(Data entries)

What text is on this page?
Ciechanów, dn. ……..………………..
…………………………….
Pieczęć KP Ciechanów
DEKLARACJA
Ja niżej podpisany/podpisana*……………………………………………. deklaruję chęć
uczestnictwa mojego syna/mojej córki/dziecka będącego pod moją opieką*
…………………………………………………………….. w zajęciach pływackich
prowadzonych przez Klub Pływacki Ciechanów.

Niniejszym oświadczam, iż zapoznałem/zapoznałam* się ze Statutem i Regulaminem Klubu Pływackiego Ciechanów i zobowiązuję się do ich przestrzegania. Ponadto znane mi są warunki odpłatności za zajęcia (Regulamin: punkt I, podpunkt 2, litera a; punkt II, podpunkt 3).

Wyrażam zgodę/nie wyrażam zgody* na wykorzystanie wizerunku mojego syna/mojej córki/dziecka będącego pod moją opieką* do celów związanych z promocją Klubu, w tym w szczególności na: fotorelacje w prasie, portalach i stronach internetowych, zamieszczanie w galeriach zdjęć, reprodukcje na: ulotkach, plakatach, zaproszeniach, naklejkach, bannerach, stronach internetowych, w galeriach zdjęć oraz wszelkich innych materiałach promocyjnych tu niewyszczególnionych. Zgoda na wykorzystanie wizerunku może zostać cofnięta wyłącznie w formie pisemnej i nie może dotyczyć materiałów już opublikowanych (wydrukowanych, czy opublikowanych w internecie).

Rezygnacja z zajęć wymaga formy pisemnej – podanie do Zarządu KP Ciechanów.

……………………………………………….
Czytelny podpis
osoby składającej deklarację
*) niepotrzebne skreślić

- **What is asked**
Every record above must be duplicated exactly.

- **Right answer**
What text is on this page?
Ciechanów, dn. ……..………………..
…………………………….
Pieczęć KP Ciechanów
DEKLARACJA
Ja niżej podpisany/podpisana*……………………………………………. deklaruję chęć
uczestnictwa mojego syna/mojej córki/dziecka będącego pod moją opieką*
…………………………………………………………….. w zajęciach pływackich
prowadzonych przez Klub Pływacki Ciechanów.

Niniejszym oświadczam, iż zapoznałem/zapoznałam* się ze Statutem i Regulaminem Klubu Pływackiego Ciechanów i zobowiązuję się do ich przestrzegania. Ponadto znane mi są warunki odpłatności za zajęcia (Regulamin: punkt I, podpunkt 2, litera a; punkt II, podpunkt 3).

Wyrażam zgodę/nie wyrażam zgody* na wykorzystanie wizerunku mojego syna/mojej córki/dziecka będącego pod moją opieką* do celów związanych z promocją Klubu, w tym w szczególności na: fotorelacje w prasie, portalach i stronach internetowych, zamieszczanie w galeriach zdjęć, reprodukcje na: ulotkach, plakatach, zaproszeniach, naklejkach, bannerach, stronach internetowych, w galeriach zdjęć oraz wszelkich innych materiałach promocyjnych tu niewyszczególnionych. Zgoda na wykorzystanie wizerunku może zostać cofnięta wyłącznie w formie pisemnej i nie może dotyczyć materiałów już opublikowanych (wydrukowanych, czy opublikowanych w internecie).

Rezygnacja z zajęć wymaga formy pisemnej – podanie do Zarządu KP Ciechanów.

……………………………………………….
Czytelny podpis
osoby składającej deklarację
*) niepotrzebne skreślić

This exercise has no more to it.